### EXCERPTED PASSAGE
※ ※ ※

1. Acceptance of Purchase Order. This Purchase Order applies to all purchases of goods and/or services by Sentry from the vendor of such goods and/or services ("Vendor"), and is expressly conditioned on Vendor's acceptance of these terms and conditions. By accepting this Purchase Order in any manner, shipping goods or providing services in response to this Purchase Order, Vendor's submission of a proposal in response to any Sentry Request for Information, Request for Quotes or Request for Proposal, or Vendor's participation in a reverse auction event posted by Sentry, Vendor is agreeing to all terms and conditions contained herein. Sentry hereby objects to any additional or different terms or conditions proposed by Vendor, whether or not contained in any Vendor acknowledgment, invoice, or other business form. Any such additional or different terms and conditions shall be void and of no effect, notwithstanding Sentry's receipt of goods or payment therefor, unless specifically agreed to by Sentry in writing. This Purchase Order incorporates any prior specification, sample, or description of the goods provided by Vendor. Vendor acknowledges that this Purchase Order may be legally transmitted electronically in accordance with the Uniform Electronic Transactions Act (UETA) signed into law in Wisconsin in April of 2004.
 
2. Shipment. All goods shall be shipped F.O.B. Sentry-designated destination, notwithstanding any contrary designation on any business forms of Vendor or shipping documents related to the goods, and notwithstanding that Sentry may designate the carrier(s) for any shipment(s) relating to this Purchase Order. Vendor shall be responsible for all loss of or damage to goods in transit, including damage which may not be apparent at time of delivery. Title to the ordered goods shall not pass to Sentry until delivery of such goods to the designated destination. No partial shipments will be accepted unless previously authorized by Sentry.
 
3. Packing List. A packing list must be included for each shipment, giving description of the material, quantity and purchase order number. Sentry count shall be accepted as final on all shipments not accompanied by a packing list. All packages must bear Sentry's order number. All cartons and bills of lading must be marked with complete shipping address, with Vendor's name on the outside of all packages. All shipments must be packed, marked and described on Bill of Lading as to obtain the lowest applicable rate, except when otherwise specified by Sentry.

※ ※ ※

Rewrite a section of the purchase order terms, beginning at the words "3. Packing List." and stopping after "specified by Sentry.", with "cartons" replaced by "boxes". None of the material after this point is required.

Data drawn from a collection
※ ※ ※

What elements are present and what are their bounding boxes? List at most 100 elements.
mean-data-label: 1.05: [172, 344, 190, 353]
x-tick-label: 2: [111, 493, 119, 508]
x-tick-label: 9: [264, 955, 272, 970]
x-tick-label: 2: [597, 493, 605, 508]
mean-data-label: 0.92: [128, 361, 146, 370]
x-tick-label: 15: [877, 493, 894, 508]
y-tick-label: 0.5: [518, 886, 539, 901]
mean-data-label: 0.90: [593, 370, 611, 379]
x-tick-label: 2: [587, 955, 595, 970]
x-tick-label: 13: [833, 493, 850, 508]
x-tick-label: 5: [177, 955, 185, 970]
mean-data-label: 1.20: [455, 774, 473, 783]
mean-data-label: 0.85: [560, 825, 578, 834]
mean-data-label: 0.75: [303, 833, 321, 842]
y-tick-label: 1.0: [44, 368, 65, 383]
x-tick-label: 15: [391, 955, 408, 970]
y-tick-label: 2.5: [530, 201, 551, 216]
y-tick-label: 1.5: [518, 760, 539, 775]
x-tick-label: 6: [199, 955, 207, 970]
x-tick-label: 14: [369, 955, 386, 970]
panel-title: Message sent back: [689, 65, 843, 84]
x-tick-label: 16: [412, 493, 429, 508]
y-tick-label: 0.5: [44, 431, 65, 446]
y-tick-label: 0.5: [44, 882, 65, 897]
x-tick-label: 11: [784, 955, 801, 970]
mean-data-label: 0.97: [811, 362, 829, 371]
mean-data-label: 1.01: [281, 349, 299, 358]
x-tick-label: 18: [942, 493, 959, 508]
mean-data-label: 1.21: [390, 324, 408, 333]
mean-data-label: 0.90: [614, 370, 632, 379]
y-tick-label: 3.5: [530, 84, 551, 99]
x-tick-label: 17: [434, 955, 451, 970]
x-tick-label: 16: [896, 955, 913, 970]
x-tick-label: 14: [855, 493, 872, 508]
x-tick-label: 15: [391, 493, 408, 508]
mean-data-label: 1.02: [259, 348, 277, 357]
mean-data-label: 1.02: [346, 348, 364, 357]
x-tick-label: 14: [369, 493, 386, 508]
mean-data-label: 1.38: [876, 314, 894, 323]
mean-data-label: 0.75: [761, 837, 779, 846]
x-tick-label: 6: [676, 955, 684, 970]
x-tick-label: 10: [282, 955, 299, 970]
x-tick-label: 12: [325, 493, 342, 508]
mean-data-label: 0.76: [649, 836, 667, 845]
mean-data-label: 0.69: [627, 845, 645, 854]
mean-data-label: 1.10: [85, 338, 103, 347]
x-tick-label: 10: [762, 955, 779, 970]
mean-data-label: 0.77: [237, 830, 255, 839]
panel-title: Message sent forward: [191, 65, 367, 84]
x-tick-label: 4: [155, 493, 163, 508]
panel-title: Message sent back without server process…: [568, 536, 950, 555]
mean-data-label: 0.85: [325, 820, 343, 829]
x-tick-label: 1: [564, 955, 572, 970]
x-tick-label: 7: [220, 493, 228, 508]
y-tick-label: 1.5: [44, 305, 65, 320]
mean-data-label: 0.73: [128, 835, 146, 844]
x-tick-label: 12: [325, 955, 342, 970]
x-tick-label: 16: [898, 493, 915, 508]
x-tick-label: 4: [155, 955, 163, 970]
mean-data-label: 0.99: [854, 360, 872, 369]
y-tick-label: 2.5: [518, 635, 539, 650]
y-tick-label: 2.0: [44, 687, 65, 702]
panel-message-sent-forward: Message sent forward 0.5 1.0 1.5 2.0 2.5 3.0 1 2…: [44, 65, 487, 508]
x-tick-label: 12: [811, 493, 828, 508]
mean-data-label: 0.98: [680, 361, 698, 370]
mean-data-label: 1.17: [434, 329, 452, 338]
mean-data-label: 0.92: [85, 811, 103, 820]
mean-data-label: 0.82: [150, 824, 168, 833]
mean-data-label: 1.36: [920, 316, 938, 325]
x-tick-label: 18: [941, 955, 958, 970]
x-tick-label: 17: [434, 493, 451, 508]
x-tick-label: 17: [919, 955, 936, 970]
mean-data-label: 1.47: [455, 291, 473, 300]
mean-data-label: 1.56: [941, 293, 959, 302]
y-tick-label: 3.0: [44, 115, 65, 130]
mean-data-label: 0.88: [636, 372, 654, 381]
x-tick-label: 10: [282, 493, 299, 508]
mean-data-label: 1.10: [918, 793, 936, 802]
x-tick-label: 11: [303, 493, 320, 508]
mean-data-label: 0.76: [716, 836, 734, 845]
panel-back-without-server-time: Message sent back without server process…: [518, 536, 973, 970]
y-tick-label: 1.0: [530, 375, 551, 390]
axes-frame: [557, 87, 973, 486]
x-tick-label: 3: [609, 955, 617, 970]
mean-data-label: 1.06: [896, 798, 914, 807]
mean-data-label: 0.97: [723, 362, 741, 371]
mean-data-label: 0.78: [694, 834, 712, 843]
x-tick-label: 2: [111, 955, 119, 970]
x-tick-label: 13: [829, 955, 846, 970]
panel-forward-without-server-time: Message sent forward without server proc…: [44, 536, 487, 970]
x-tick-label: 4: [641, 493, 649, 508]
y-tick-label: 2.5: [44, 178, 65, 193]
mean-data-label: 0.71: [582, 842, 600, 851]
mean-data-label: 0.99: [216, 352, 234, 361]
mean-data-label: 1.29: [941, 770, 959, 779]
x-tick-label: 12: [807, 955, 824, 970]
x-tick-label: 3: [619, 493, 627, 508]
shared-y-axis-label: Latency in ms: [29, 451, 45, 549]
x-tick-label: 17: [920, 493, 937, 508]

※ ※ ※

### TASK SOLUTION
3. Packing List. A packing list must be included for each shipment, giving description of the material, quantity and purchase order number. Sentry count shall be accepted as final on all shipments not accompanied by a packing list. All packages must bear Sentry's order number. All boxes and bills of lading must be marked with complete shipping address, with Vendor's name on the outside of all packages. All shipments must be packed, marked and described on Bill of Lading as to obtain the lowest applicable rate, except when otherwise specified by Sentry.